Select the lines below containing the word "MADDE".

####

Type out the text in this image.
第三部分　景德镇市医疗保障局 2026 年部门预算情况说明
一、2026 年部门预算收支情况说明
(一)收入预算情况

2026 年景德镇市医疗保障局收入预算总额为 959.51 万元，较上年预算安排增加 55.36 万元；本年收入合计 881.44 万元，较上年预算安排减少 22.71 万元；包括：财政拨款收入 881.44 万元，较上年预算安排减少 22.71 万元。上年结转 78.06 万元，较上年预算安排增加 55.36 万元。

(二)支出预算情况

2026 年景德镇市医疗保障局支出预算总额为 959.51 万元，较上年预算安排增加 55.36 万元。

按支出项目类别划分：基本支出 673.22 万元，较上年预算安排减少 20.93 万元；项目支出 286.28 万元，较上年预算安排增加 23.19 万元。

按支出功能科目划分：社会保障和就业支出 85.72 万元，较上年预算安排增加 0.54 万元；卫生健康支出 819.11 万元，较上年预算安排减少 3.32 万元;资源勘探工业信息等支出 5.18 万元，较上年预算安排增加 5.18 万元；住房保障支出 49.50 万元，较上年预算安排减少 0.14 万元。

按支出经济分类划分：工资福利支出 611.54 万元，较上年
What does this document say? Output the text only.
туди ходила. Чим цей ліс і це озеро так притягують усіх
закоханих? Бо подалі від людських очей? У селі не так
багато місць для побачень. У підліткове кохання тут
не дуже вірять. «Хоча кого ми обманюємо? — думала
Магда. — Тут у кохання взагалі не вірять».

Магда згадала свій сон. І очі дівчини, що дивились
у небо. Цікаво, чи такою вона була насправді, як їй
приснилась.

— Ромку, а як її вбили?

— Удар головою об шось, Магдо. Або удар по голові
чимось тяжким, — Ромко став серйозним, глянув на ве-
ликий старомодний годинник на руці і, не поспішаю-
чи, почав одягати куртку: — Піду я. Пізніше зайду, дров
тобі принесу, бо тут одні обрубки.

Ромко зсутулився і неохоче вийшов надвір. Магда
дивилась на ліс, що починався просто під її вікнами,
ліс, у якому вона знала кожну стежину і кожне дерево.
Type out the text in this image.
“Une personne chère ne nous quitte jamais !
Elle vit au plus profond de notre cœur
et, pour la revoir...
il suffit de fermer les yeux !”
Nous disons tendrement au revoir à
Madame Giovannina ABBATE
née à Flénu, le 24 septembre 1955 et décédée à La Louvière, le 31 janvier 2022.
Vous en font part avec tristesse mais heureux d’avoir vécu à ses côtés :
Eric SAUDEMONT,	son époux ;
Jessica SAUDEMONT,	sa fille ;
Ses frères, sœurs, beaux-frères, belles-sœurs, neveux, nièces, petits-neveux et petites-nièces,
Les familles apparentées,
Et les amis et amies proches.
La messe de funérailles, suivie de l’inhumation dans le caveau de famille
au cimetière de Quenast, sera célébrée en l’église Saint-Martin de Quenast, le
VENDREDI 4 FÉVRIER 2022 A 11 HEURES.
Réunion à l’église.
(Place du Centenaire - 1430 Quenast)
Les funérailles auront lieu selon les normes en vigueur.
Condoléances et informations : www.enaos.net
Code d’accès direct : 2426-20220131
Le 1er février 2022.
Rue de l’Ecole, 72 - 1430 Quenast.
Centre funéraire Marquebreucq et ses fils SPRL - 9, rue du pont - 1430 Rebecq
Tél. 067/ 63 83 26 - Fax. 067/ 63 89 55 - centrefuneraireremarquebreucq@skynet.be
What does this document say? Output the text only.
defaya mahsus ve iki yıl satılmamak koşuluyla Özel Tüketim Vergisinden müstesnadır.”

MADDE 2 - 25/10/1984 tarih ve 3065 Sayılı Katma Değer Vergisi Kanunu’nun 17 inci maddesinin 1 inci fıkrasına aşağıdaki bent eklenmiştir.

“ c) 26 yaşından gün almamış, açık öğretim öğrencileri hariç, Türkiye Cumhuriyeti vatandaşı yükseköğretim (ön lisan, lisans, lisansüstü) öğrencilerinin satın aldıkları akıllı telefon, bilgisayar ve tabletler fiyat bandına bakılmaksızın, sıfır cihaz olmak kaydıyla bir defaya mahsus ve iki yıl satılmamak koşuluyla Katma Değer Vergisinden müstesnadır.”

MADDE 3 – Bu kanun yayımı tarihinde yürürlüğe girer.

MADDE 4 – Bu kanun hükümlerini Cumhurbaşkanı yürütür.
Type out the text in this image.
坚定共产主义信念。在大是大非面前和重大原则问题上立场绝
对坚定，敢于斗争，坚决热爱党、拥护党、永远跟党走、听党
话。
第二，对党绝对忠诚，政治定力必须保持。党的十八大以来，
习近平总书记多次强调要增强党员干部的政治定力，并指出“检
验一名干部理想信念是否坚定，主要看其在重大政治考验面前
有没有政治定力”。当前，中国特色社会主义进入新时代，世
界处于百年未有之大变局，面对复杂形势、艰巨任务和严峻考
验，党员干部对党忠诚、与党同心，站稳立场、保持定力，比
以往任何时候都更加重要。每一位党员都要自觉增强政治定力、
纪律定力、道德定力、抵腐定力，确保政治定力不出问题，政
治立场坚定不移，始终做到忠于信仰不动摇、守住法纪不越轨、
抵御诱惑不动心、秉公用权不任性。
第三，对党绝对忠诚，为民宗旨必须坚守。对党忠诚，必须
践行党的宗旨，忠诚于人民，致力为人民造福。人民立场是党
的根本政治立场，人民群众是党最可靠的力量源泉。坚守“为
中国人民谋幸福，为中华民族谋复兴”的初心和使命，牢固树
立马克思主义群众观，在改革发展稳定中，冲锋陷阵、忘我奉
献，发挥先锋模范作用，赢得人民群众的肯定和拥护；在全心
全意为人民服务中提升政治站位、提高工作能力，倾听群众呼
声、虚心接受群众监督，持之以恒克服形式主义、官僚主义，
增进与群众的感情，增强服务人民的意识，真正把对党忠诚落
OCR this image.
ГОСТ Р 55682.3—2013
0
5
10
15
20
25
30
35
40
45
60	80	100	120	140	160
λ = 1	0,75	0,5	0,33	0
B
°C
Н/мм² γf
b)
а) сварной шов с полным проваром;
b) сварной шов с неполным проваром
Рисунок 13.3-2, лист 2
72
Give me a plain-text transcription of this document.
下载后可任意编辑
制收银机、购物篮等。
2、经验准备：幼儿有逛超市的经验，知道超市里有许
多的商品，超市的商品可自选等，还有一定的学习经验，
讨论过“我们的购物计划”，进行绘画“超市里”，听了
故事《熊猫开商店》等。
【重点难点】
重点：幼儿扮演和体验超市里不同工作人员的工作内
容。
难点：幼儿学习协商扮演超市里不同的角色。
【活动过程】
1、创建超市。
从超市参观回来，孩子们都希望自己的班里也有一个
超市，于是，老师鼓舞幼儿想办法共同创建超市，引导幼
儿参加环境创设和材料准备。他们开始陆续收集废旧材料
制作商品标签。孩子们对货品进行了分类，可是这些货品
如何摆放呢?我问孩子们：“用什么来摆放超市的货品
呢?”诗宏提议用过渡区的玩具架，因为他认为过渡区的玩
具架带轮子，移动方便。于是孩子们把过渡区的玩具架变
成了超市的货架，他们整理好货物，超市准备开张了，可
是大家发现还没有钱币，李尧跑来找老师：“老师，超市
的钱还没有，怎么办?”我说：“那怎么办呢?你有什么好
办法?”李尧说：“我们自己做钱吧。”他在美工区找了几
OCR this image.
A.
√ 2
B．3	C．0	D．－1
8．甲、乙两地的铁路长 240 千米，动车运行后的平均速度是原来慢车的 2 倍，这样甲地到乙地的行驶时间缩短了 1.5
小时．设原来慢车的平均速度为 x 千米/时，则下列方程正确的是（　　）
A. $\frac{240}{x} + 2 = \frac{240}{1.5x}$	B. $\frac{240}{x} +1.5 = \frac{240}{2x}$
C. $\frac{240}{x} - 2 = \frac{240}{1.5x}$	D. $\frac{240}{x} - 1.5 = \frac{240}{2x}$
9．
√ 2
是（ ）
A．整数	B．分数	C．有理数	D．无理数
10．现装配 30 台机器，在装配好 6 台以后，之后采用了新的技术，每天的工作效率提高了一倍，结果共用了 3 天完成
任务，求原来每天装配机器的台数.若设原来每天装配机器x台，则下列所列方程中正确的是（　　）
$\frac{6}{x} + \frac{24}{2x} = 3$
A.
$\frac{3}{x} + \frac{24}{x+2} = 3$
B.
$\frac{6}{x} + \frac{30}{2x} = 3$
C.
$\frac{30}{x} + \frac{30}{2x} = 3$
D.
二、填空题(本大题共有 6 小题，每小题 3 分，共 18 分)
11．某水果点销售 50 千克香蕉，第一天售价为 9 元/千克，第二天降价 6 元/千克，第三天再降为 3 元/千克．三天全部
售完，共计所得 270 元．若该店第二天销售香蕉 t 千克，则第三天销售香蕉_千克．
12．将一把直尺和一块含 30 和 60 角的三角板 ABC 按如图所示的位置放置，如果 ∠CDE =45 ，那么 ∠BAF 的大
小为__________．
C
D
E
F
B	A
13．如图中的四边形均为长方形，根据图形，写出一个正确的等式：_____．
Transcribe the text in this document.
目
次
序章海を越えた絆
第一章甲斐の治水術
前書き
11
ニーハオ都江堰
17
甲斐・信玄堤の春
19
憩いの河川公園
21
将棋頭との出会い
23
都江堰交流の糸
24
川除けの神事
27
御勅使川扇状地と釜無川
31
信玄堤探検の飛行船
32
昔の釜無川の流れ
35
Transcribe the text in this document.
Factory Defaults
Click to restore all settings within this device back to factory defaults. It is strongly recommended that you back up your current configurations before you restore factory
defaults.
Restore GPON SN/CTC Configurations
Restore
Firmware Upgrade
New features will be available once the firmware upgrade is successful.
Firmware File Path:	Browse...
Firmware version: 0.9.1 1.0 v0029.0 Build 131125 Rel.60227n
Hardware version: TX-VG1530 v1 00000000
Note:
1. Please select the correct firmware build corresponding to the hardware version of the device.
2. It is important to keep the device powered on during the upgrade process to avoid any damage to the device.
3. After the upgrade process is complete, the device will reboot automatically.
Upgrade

####

# Written answer
MADDE 2 - 25/10/1984 tarih ve 3065 Sayılı Katma Değer Vergisi Kanunu’nun 17 inci maddesinin 1 inci fıkrasına aşağıdaki bent eklenmiştir.
MADDE 3 – Bu kanun yayımı tarihinde yürürlüğe girer.
MADDE 4 – Bu kanun hükümlerini Cumhurbaşkanı yürütür.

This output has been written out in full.